* [TO DO]: All entries below are to be set down again, identical to the source.
[START OF LISTED ENTRIES]
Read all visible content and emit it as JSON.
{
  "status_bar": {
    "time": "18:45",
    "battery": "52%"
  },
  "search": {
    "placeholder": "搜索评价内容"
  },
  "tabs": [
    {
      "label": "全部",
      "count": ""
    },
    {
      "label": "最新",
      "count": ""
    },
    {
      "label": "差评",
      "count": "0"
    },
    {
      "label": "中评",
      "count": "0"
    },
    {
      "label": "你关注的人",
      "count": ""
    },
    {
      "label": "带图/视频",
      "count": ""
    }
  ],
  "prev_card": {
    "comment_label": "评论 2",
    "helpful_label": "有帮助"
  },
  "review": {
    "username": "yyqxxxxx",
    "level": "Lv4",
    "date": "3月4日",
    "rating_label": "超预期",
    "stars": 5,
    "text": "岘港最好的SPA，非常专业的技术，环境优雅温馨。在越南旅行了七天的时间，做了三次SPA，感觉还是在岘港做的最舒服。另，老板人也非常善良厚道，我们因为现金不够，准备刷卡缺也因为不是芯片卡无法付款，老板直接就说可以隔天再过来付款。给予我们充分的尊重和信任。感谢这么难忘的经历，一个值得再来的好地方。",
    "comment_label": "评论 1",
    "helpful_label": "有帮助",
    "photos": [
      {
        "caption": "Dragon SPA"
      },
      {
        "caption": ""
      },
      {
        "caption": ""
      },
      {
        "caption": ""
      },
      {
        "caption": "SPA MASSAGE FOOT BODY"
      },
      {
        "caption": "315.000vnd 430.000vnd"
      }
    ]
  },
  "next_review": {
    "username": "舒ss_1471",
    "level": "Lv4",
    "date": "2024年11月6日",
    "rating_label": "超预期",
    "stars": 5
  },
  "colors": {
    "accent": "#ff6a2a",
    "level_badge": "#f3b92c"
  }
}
[END OF LISTED ENTRIES]
* [EXERCISE SOLUTION]:
Read all visible content and emit it as JSON.
{
  "status_bar": {
    "time": "18:45",
    "battery": "52%"
  },
  "search": {
    "placeholder": "搜索评价内容"
  },
  "tabs": [
    {
      "label": "全部",
      "count": ""
    },
    {
      "label": "最新",
      "count": ""
    },
    {
      "label": "差评",
      "count": "0"
    },
    {
      "label": "中评",
      "count": "0"
    },
    {
      "label": "你关注的人",
      "count": ""
    },
    {
      "label": "带图/视频",
      "count": ""
    }
  ],
  "prev_card": {
    "comment_label": "评论 2",
    "helpful_label": "有帮助"
  },
  "review": {
    "username": "yyqxxxxx",
    "level": "Lv4",
    "date": "3月4日",
    "rating_label": "超预期",
    "stars": 5,
    "text": "岘港最好的SPA，非常专业的技术，环境优雅温馨。在越南旅行了七天的时间，做了三次SPA，感觉还是在岘港做的最舒服。另，老板人也非常善良厚道，我们因为现金不够，准备刷卡缺也因为不是芯片卡无法付款，老板直接就说可以隔天再过来付款。给予我们充分的尊重和信任。感谢这么难忘的经历，一个值得再来的好地方。",
    "comment_label": "评论 1",
    "helpful_label": "有帮助",
    "photos": [
      {
        "caption": "Dragon SPA"
      },
      {
        "caption": ""
      },
      {
        "caption": ""
      },
      {
        "caption": ""
      },
      {
        "caption": "SPA MASSAGE FOOT BODY"
      },
      {
        "caption": "315.000vnd 430.000vnd"
      }
    ]
  },
  "next_review": {
    "username": "舒ss_1471",
    "level": "Lv4",
    "date": "2024年11月6日",
    "rating_label": "超预期",
    "stars": 5
  },
  "colors": {
    "accent": "#ff6a2a",
    "level_badge": "#f3b92c"
  }
}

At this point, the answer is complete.